> Task goal: Render the following material again verbatim, leaving nothing out.

Dataset items:
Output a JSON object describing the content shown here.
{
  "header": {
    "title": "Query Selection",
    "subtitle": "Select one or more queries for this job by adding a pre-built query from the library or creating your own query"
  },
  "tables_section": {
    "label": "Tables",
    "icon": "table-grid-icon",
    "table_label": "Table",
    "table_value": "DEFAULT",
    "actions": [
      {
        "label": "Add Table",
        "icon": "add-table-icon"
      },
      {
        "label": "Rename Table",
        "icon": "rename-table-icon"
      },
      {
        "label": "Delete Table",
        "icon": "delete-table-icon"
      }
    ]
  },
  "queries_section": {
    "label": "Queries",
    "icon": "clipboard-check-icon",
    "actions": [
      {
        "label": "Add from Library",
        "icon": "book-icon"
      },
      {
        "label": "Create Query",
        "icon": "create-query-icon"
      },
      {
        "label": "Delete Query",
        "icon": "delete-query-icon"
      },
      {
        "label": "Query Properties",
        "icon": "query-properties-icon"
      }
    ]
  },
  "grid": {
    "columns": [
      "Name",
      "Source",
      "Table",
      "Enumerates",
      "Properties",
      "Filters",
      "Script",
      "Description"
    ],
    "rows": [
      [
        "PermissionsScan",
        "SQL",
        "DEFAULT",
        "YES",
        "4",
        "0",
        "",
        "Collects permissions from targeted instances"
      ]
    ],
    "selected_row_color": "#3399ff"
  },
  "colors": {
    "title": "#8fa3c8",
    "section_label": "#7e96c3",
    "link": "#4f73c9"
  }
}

> Exercise result:
Output a JSON object describing the content shown here.
{
  "header": {
    "title": "Query Selection",
    "subtitle": "Select one or more queries for this job by adding a pre-built query from the library or creating your own query"
  },
  "tables_section": {
    "label": "Tables",
    "icon": "table-grid-icon",
    "table_label": "Table",
    "table_value": "DEFAULT",
    "actions": [
      {
        "label": "Add Table",
        "icon": "add-table-icon"
      },
      {
        "label": "Rename Table",
        "icon": "rename-table-icon"
      },
      {
        "label": "Delete Table",
        "icon": "delete-table-icon"
      }
    ]
  },
  "queries_section": {
    "label": "Queries",
    "icon": "clipboard-check-icon",
    "actions": [
      {
        "label": "Add from Library",
        "icon": "book-icon"
      },
      {
        "label": "Create Query",
        "icon": "create-query-icon"
      },
      {
        "label": "Delete Query",
        "icon": "delete-query-icon"
      },
      {
        "label": "Query Properties",
        "icon": "query-properties-icon"
      }
    ]
  },
  "grid": {
    "columns": [
      "Name",
      "Source",
      "Table",
      "Enumerates",
      "Properties",
      "Filters",
      "Script",
      "Description"
    ],
    "rows": [
      [
        "PermissionsScan",
        "SQL",
        "DEFAULT",
        "YES",
        "4",
        "0",
        "",
        "Collects permissions from targeted instances"
      ]
    ],
    "selected_row_color": "#3399ff"
  },
  "colors": {
    "title": "#8fa3c8",
    "section_label": "#7e96c3",
    "link": "#4f73c9"
  }
}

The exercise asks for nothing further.